For the entries that follow, state how many lines include the word "copyright", giving the number and nothing else.

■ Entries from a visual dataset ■
────

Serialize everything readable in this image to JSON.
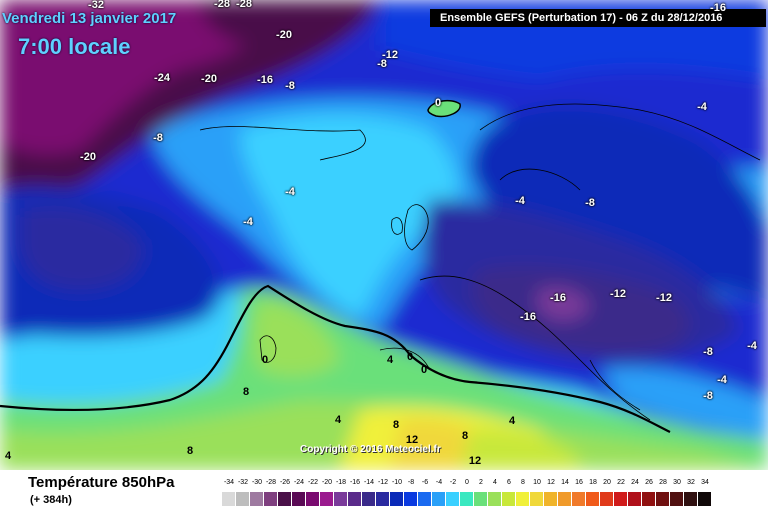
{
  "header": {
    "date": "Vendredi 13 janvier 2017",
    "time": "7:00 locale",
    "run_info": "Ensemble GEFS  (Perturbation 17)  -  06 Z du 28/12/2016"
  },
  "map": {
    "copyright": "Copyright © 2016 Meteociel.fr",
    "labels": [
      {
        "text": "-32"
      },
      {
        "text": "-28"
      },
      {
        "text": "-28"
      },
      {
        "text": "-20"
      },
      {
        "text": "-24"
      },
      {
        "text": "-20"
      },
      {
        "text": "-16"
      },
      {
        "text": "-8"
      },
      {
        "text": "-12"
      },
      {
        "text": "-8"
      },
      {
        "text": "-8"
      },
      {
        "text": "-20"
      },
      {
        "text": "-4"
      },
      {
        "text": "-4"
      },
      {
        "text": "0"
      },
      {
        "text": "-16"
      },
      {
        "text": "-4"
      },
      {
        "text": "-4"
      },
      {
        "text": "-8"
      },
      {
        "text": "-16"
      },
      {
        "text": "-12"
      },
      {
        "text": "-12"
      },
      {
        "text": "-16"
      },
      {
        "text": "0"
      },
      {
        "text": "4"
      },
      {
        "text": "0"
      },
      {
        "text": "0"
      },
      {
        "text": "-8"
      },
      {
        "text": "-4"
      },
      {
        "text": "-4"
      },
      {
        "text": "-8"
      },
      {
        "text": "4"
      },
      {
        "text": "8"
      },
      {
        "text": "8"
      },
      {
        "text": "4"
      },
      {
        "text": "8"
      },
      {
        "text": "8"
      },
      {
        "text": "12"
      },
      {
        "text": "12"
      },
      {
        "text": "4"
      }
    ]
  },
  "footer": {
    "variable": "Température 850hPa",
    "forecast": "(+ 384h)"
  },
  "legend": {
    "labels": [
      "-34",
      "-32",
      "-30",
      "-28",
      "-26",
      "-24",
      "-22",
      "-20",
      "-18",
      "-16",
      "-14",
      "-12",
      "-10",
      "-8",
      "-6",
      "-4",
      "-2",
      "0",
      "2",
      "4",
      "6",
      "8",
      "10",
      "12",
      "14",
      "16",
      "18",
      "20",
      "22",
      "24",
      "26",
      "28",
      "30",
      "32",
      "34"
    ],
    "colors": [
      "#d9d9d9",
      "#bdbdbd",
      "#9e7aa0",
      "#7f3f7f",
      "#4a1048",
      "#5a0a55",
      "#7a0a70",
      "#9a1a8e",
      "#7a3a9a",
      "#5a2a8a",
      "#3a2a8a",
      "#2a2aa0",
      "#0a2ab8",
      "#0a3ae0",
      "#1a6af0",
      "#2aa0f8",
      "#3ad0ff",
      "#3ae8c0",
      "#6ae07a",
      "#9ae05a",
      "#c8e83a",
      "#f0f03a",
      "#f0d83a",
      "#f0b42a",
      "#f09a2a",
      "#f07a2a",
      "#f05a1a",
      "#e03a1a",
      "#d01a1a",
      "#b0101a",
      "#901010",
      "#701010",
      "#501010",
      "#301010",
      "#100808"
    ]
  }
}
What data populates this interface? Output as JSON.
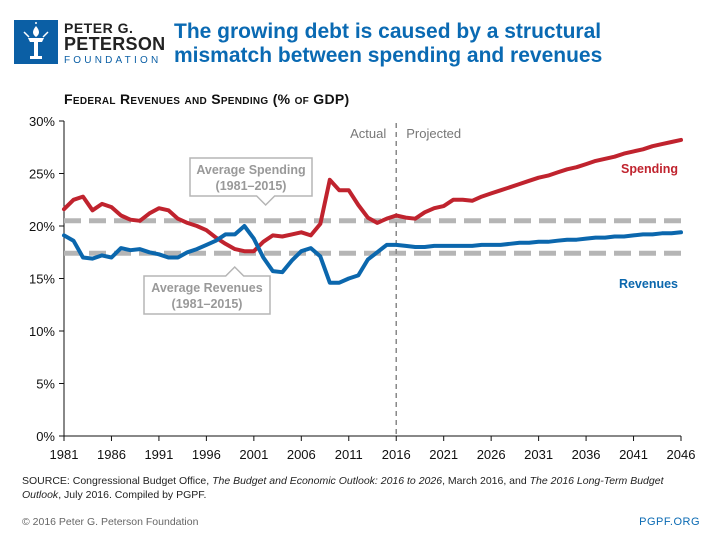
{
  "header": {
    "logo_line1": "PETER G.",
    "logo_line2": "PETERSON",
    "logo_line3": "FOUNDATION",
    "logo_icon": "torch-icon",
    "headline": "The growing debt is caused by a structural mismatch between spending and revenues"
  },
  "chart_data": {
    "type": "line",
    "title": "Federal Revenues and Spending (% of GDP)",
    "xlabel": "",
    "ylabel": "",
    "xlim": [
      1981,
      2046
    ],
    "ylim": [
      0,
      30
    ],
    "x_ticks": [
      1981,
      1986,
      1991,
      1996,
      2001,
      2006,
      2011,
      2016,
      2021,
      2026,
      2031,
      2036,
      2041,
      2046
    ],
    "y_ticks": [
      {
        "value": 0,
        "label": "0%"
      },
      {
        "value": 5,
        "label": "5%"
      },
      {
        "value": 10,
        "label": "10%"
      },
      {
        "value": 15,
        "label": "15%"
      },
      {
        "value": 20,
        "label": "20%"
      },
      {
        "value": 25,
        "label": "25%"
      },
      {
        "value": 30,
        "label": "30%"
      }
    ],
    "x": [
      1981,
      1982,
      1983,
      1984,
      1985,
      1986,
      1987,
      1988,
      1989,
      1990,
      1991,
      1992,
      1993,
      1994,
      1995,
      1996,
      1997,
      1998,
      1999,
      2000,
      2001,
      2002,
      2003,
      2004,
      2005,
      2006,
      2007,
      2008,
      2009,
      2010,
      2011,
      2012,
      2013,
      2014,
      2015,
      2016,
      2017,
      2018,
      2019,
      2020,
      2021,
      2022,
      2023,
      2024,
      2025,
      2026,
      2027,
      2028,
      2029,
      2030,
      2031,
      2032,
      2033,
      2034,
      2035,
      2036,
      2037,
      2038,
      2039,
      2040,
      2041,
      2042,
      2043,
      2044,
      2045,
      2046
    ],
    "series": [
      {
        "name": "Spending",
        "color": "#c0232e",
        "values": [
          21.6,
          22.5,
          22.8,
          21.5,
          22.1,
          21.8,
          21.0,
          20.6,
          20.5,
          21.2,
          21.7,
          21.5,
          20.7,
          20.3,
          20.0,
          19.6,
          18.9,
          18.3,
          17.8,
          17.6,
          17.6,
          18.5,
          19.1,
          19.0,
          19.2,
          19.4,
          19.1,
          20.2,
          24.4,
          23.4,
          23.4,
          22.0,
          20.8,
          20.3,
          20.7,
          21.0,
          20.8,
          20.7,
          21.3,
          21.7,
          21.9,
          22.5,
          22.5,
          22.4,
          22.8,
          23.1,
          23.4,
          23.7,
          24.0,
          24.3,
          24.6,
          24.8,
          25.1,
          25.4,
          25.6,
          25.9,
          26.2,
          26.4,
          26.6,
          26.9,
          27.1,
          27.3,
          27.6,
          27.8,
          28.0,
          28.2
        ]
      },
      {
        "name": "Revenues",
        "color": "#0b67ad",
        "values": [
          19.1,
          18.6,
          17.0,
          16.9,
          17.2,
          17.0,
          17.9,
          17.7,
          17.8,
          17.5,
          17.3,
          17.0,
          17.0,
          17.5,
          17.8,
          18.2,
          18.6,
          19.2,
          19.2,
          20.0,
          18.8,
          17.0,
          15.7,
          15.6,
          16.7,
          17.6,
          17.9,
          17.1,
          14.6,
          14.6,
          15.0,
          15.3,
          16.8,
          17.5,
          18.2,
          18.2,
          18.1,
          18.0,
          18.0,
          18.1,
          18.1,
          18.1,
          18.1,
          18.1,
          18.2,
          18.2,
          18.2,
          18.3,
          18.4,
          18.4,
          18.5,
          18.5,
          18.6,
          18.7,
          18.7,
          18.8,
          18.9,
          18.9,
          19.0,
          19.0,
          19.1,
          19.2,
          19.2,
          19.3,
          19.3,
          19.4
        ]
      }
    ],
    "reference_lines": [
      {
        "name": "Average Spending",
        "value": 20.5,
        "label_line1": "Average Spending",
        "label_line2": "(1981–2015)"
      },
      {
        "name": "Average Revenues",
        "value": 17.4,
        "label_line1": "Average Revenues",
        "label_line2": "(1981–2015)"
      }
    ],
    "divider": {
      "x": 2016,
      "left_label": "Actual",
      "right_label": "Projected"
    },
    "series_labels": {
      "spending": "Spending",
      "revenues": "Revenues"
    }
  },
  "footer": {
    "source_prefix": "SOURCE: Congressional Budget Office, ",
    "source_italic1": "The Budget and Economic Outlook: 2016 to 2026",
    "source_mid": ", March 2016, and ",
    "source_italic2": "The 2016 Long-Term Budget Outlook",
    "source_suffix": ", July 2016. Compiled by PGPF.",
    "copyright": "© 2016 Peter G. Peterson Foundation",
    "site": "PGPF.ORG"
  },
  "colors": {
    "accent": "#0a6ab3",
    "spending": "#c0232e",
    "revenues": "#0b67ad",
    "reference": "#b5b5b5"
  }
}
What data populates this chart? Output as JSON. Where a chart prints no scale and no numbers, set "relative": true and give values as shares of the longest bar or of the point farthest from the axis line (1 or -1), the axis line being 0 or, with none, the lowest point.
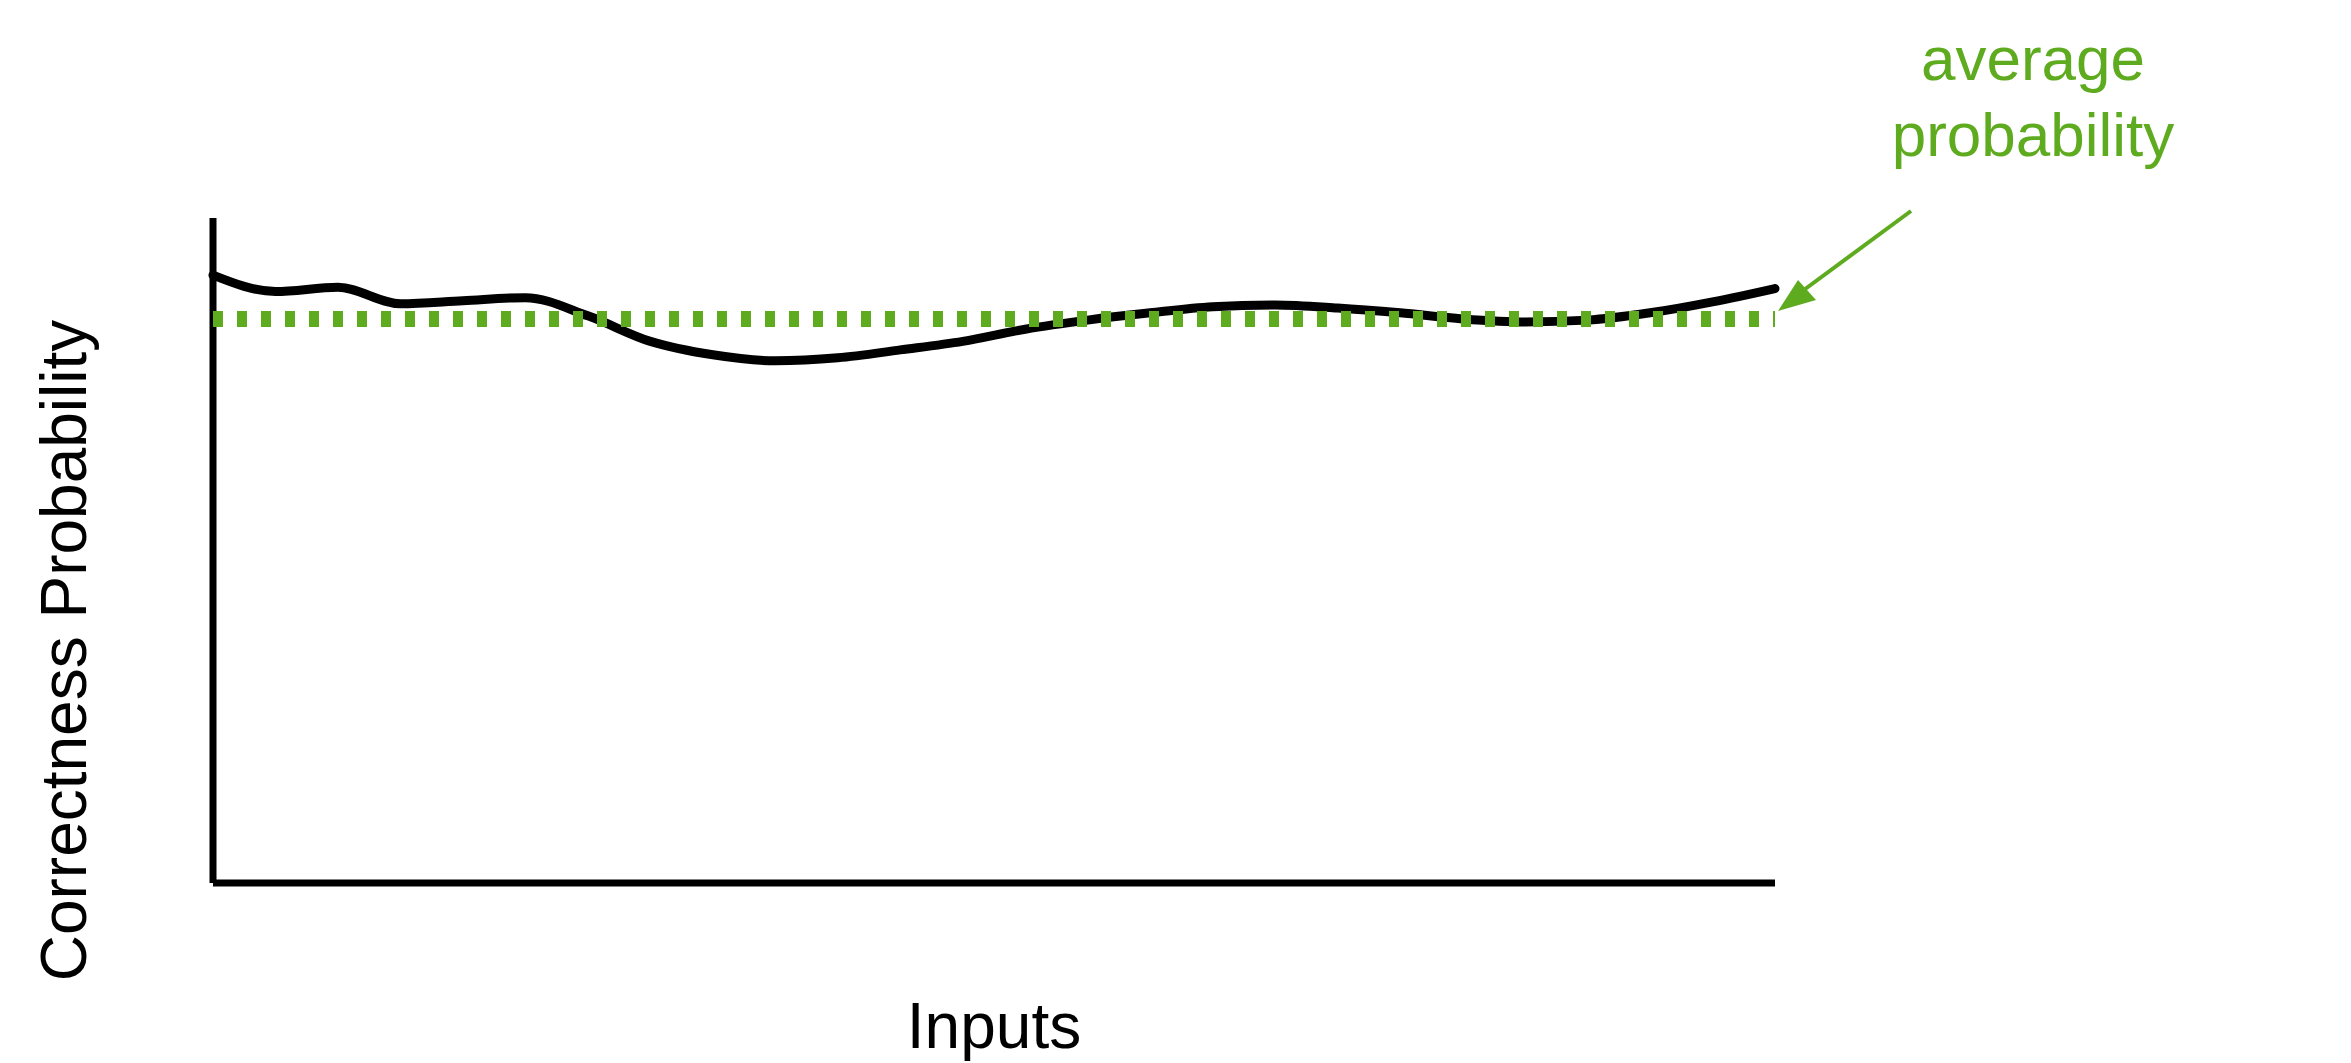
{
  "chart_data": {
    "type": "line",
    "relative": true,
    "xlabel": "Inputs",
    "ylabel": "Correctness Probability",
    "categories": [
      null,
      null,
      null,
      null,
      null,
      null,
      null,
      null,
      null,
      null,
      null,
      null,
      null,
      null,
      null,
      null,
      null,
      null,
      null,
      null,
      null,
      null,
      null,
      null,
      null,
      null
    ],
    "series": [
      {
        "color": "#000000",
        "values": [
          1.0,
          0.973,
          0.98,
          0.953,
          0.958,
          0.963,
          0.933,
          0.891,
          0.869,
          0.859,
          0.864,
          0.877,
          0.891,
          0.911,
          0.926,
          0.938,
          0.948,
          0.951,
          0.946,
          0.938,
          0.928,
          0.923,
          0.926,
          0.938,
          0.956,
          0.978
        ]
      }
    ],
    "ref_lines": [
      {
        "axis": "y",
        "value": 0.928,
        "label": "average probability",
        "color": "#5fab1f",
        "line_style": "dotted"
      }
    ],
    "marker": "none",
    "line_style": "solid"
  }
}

────

■ Reply ■
2